- **Your instructions**
With the images removed, repeat the data below exactly.

(Records about charts and figures)
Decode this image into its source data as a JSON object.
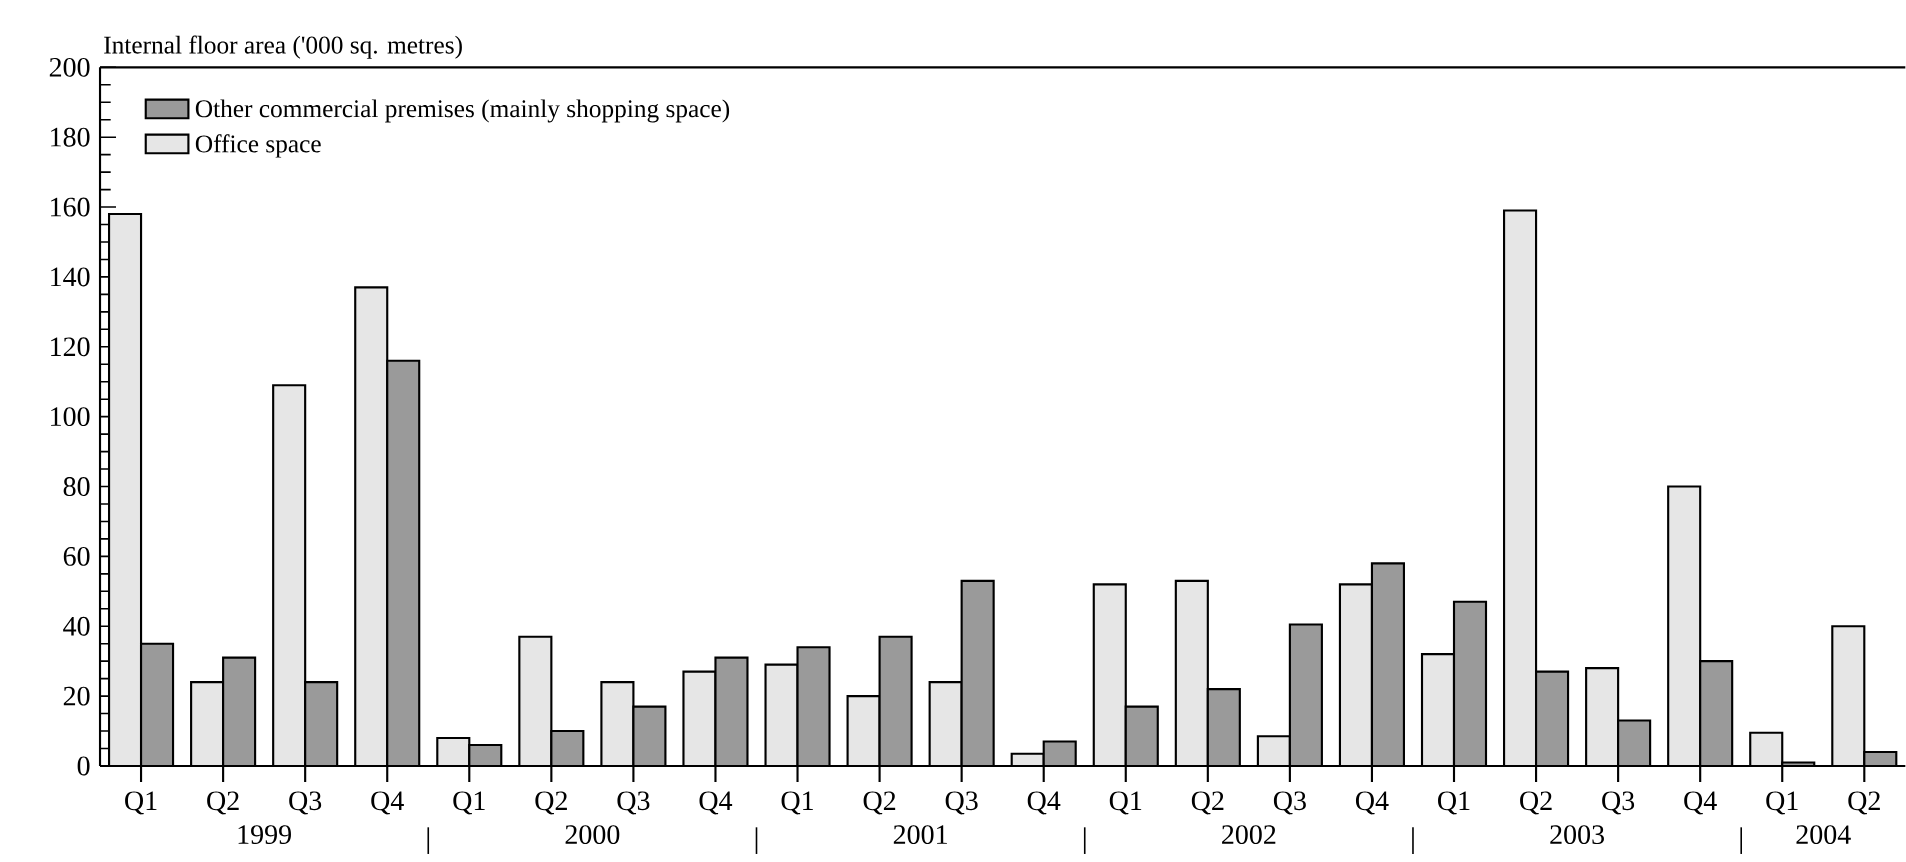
{
  "chart_data": {
    "type": "bar",
    "ylabel": "Internal floor area ('000 sq. metres)",
    "categories": [
      "Q1",
      "Q2",
      "Q3",
      "Q4",
      "Q1",
      "Q2",
      "Q3",
      "Q4",
      "Q1",
      "Q2",
      "Q3",
      "Q4",
      "Q1",
      "Q2",
      "Q3",
      "Q4",
      "Q1",
      "Q2",
      "Q3",
      "Q4",
      "Q1",
      "Q2"
    ],
    "series": [
      {
        "name": "Office space",
        "color": "#e6e6e6",
        "values": [
          158,
          24,
          109,
          137,
          8,
          37,
          24,
          27,
          29,
          20,
          24,
          3.5,
          52,
          53,
          8.5,
          52,
          32,
          159,
          28,
          80,
          9.5,
          40
        ]
      },
      {
        "name": "Other commercial premises (mainly shopping space)",
        "color": "#9a9a9a",
        "values": [
          35,
          31,
          24,
          116,
          6,
          10,
          17,
          31,
          34,
          37,
          53,
          7,
          17,
          22,
          40.5,
          58,
          47,
          27,
          13,
          30,
          1,
          4
        ]
      }
    ],
    "annotations": [
      "1999",
      "2000",
      "2001",
      "2002",
      "2003",
      "2004"
    ],
    "ylim": [
      0,
      200
    ],
    "yticks": [
      0,
      20,
      40,
      60,
      80,
      100,
      120,
      140,
      160,
      180,
      200
    ],
    "grid": false,
    "legend": "top left"
  }
}
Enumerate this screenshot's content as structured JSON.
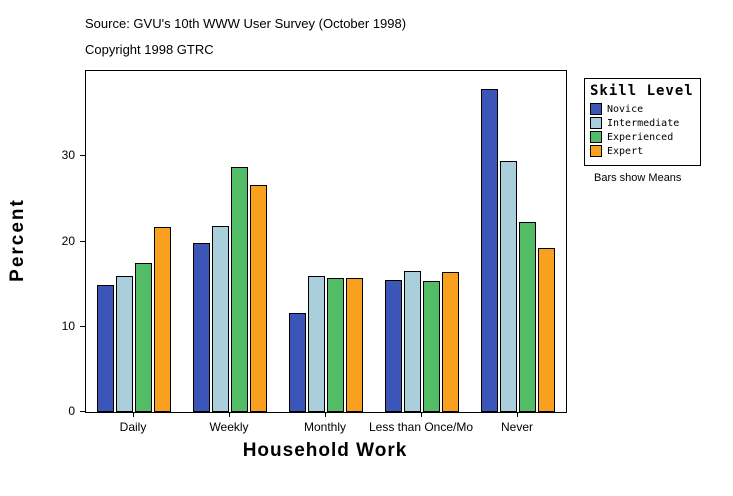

- **Written answer**
Decode this image into its source data as a JSON object.
{
  "chart_data": {
    "type": "bar",
    "ylabel": "Internal floor area ('000 sq. metres)",
    "categories": [
      "Q1",
      "Q2",
      "Q3",
      "Q4",
      "Q1",
      "Q2",
      "Q3",
      "Q4",
      "Q1",
      "Q2",
      "Q3",
      "Q4",
      "Q1",
      "Q2",
      "Q3",
      "Q4",
      "Q1",
      "Q2",
      "Q3",
      "Q4",
      "Q1",
      "Q2"
    ],
    "series": [
      {
        "name": "Office space",
        "color": "#e6e6e6",
        "values": [
          158,
          24,
          109,
          137,
          8,
          37,
          24,
          27,
          29,
          20,
          24,
          3.5,
          52,
          53,
          8.5,
          52,
          32,
          159,
          28,
          80,
          9.5,
          40
        ]
      },
      {
        "name": "Other commercial premises (mainly shopping space)",
        "color": "#9a9a9a",
        "values": [
          35,
          31,
          24,
          116,
          6,
          10,
          17,
          31,
          34,
          37,
          53,
          7,
          17,
          22,
          40.5,
          58,
          47,
          27,
          13,
          30,
          1,
          4
        ]
      }
    ],
    "annotations": [
      "1999",
      "2000",
      "2001",
      "2002",
      "2003",
      "2004"
    ],
    "ylim": [
      0,
      200
    ],
    "yticks": [
      0,
      20,
      40,
      60,
      80,
      100,
      120,
      140,
      160,
      180,
      200
    ],
    "grid": false,
    "legend": "top left"
  }
}
Enumerate this screenshot's content as structured JSON.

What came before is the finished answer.